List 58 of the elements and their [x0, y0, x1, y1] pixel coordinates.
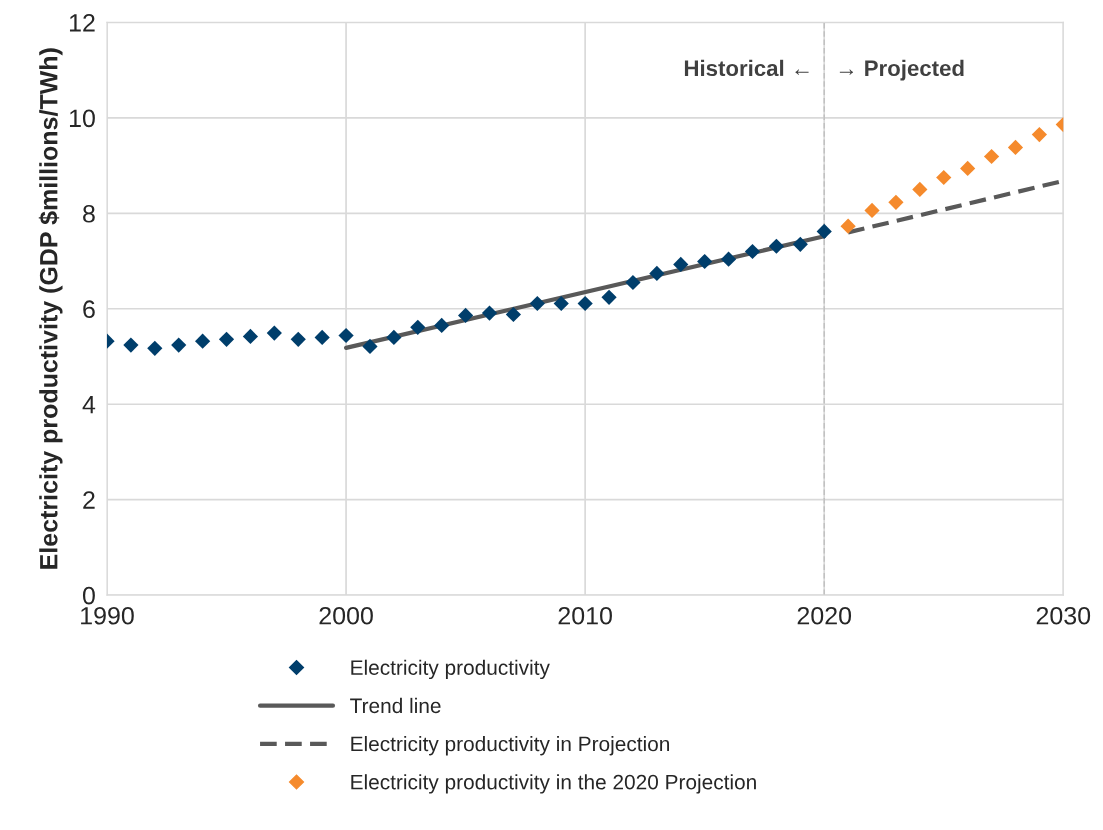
- point: [314, 329, 330, 345]
- annotation: → Projected: [839, 59, 964, 81]
- point: [147, 340, 163, 356]
- point: [1031, 126, 1047, 143]
- y-tick-label: 6: [83, 300, 95, 319]
- point: [290, 331, 306, 347]
- point: [553, 295, 569, 312]
- point: [362, 338, 378, 355]
- point: [697, 253, 713, 270]
- point: [434, 317, 450, 334]
- point: [673, 256, 689, 272]
- point: [195, 333, 211, 349]
- point: [768, 238, 785, 254]
- point: [601, 289, 617, 305]
- y-tick-label: 12: [69, 14, 95, 32]
- point: [936, 169, 952, 186]
- x-tick-label: 2020: [797, 606, 852, 625]
- point: [649, 265, 665, 282]
- point: [1007, 139, 1024, 156]
- point: [864, 202, 880, 219]
- x-tick-label: 1990: [81, 606, 134, 625]
- point: [912, 181, 928, 198]
- point: [458, 307, 474, 324]
- y-tick-label: 8: [83, 204, 95, 223]
- x-tick-label: 2010: [558, 606, 612, 625]
- point: [960, 160, 976, 177]
- point: [720, 251, 737, 267]
- legend-label: Trend line: [350, 697, 441, 714]
- point: [242, 328, 259, 345]
- point: [338, 327, 354, 344]
- point: [816, 223, 832, 240]
- point: [625, 274, 641, 291]
- legend-label: Electricity productivity in Projection: [351, 736, 670, 756]
- legend-label: Electricity productivity: [351, 659, 550, 680]
- point: [218, 331, 235, 347]
- point: [529, 295, 545, 312]
- point: [266, 325, 282, 341]
- point: [577, 295, 593, 312]
- point: [983, 148, 1000, 165]
- y-axis-title: Electricity productivity (GDP $millions/TWh): [38, 48, 63, 569]
- x-tick-label: 2030: [1036, 606, 1091, 625]
- y-tick-label: 0: [82, 586, 95, 605]
- point: [840, 218, 856, 234]
- point: [481, 305, 498, 321]
- point: [505, 306, 522, 323]
- point: [888, 194, 904, 210]
- point: [744, 243, 761, 260]
- point: [410, 319, 426, 335]
- point: [792, 236, 808, 252]
- x-tick-label: 2000: [319, 606, 373, 625]
- y-tick-label: 2: [83, 491, 95, 509]
- y-tick-label: 4: [82, 396, 96, 414]
- annotation: Historical ←: [684, 59, 809, 77]
- y-tick-label: 10: [69, 109, 95, 128]
- point: [386, 329, 402, 345]
- legend-label: Electricity productivity in the 2020 Projection: [351, 774, 756, 794]
- point: [171, 337, 187, 353]
- point: [123, 337, 139, 353]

• • • •

WORK TO DO
Copy word for word the part of the records above that opens with the line containing "- point: [314, 329, 330, 345]" and closes with the line containing "- point: [362, 338, 378, 355]", both included.

SOLUTION TO THIS PROBLEM
- point: [314, 329, 330, 345]
- annotation: → Projected: [839, 59, 964, 81]
- point: [147, 340, 163, 356]
- point: [1031, 126, 1047, 143]
- y-tick-label: 6: [83, 300, 95, 319]
- point: [290, 331, 306, 347]
- point: [553, 295, 569, 312]
- point: [362, 338, 378, 355]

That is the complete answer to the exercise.